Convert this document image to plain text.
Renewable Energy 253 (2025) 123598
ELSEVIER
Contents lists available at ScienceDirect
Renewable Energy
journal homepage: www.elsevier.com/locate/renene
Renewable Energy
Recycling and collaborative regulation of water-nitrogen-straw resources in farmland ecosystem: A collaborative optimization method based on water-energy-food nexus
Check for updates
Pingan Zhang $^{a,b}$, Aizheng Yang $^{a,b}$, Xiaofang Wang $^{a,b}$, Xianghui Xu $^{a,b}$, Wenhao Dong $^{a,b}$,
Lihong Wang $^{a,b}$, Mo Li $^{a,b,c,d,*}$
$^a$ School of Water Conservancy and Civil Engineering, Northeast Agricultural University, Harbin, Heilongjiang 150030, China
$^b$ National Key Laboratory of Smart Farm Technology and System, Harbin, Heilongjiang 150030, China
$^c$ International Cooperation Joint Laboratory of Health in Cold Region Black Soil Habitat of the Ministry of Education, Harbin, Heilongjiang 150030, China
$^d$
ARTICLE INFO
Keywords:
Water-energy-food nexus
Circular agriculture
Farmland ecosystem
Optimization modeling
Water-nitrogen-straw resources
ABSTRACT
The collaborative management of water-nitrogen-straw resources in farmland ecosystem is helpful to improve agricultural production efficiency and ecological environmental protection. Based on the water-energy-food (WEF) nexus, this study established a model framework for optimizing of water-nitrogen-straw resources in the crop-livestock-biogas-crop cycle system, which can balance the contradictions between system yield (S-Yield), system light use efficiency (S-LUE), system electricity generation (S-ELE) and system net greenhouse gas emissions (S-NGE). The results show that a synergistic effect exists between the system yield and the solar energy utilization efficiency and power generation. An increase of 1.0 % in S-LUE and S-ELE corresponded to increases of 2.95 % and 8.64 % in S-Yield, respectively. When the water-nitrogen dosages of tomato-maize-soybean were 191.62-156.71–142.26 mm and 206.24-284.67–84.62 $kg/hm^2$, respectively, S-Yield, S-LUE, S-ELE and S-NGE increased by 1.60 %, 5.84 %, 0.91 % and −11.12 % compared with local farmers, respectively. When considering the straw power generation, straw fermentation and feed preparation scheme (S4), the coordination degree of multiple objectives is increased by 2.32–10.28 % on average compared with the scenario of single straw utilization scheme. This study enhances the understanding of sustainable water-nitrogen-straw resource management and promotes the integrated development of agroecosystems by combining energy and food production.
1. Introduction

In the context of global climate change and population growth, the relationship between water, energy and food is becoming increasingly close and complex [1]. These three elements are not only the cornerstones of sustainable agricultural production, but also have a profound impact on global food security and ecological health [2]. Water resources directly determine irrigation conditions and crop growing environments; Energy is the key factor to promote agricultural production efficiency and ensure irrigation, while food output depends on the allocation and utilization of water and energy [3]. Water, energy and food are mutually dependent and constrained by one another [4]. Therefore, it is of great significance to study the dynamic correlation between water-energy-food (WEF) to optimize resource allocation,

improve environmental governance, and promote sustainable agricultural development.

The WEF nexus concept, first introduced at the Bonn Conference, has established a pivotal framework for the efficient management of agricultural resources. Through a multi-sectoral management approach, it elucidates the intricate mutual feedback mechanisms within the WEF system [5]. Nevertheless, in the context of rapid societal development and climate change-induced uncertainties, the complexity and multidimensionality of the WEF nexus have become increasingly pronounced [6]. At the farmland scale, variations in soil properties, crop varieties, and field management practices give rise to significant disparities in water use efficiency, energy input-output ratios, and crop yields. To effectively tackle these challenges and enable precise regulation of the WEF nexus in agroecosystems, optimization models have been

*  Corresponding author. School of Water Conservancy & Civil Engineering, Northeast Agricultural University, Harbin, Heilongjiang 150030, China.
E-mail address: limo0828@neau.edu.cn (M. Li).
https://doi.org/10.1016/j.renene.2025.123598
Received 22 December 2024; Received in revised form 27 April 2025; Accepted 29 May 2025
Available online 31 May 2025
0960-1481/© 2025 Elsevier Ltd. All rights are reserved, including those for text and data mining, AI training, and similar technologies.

#### Requirements
Repeat the entries exactly, all of them.

#### Solution to the exercise
Convert this document image to plain text.
Renewable Energy 253 (2025) 123598
ELSEVIER
Contents lists available at ScienceDirect
Renewable Energy
journal homepage: www.elsevier.com/locate/renene
Renewable Energy
Recycling and collaborative regulation of water-nitrogen-straw resources in farmland ecosystem: A collaborative optimization method based on water-energy-food nexus
Check for updates
Pingan Zhang $^{a,b}$, Aizheng Yang $^{a,b}$, Xiaofang Wang $^{a,b}$, Xianghui Xu $^{a,b}$, Wenhao Dong $^{a,b}$,
Lihong Wang $^{a,b}$, Mo Li $^{a,b,c,d,*}$
$^a$ School of Water Conservancy and Civil Engineering, Northeast Agricultural University, Harbin, Heilongjiang 150030, China
$^b$ National Key Laboratory of Smart Farm Technology and System, Harbin, Heilongjiang 150030, China
$^c$ International Cooperation Joint Laboratory of Health in Cold Region Black Soil Habitat of the Ministry of Education, Harbin, Heilongjiang 150030, China
$^d$
ARTICLE INFO
Keywords:
Water-energy-food nexus
Circular agriculture
Farmland ecosystem
Optimization modeling
Water-nitrogen-straw resources
ABSTRACT
The collaborative management of water-nitrogen-straw resources in farmland ecosystem is helpful to improve agricultural production efficiency and ecological environmental protection. Based on the water-energy-food (WEF) nexus, this study established a model framework for optimizing of water-nitrogen-straw resources in the crop-livestock-biogas-crop cycle system, which can balance the contradictions between system yield (S-Yield), system light use efficiency (S-LUE), system electricity generation (S-ELE) and system net greenhouse gas emissions (S-NGE). The results show that a synergistic effect exists between the system yield and the solar energy utilization efficiency and power generation. An increase of 1.0 % in S-LUE and S-ELE corresponded to increases of 2.95 % and 8.64 % in S-Yield, respectively. When the water-nitrogen dosages of tomato-maize-soybean were 191.62-156.71–142.26 mm and 206.24-284.67–84.62 $kg/hm^2$, respectively, S-Yield, S-LUE, S-ELE and S-NGE increased by 1.60 %, 5.84 %, 0.91 % and −11.12 % compared with local farmers, respectively. When considering the straw power generation, straw fermentation and feed preparation scheme (S4), the coordination degree of multiple objectives is increased by 2.32–10.28 % on average compared with the scenario of single straw utilization scheme. This study enhances the understanding of sustainable water-nitrogen-straw resource management and promotes the integrated development of agroecosystems by combining energy and food production.
1. Introduction

In the context of global climate change and population growth, the relationship between water, energy and food is becoming increasingly close and complex [1]. These three elements are not only the cornerstones of sustainable agricultural production, but also have a profound impact on global food security and ecological health [2]. Water resources directly determine irrigation conditions and crop growing environments; Energy is the key factor to promote agricultural production efficiency and ensure irrigation, while food output depends on the allocation and utilization of water and energy [3]. Water, energy and food are mutually dependent and constrained by one another [4]. Therefore, it is of great significance to study the dynamic correlation between water-energy-food (WEF) to optimize resource allocation,

improve environmental governance, and promote sustainable agricultural development.

The WEF nexus concept, first introduced at the Bonn Conference, has established a pivotal framework for the efficient management of agricultural resources. Through a multi-sectoral management approach, it elucidates the intricate mutual feedback mechanisms within the WEF system [5]. Nevertheless, in the context of rapid societal development and climate change-induced uncertainties, the complexity and multidimensionality of the WEF nexus have become increasingly pronounced [6]. At the farmland scale, variations in soil properties, crop varieties, and field management practices give rise to significant disparities in water use efficiency, energy input-output ratios, and crop yields. To effectively tackle these challenges and enable precise regulation of the WEF nexus in agroecosystems, optimization models have been

*  Corresponding author. School of Water Conservancy & Civil Engineering, Northeast Agricultural University, Harbin, Heilongjiang 150030, China.
E-mail address: limo0828@neau.edu.cn (M. Li).
https://doi.org/10.1016/j.renene.2025.123598
Received 22 December 2024; Received in revised form 27 April 2025; Accepted 29 May 2025
Available online 31 May 2025
0960-1481/© 2025 Elsevier Ltd. All rights are reserved, including those for text and data mining, AI training, and similar technologies.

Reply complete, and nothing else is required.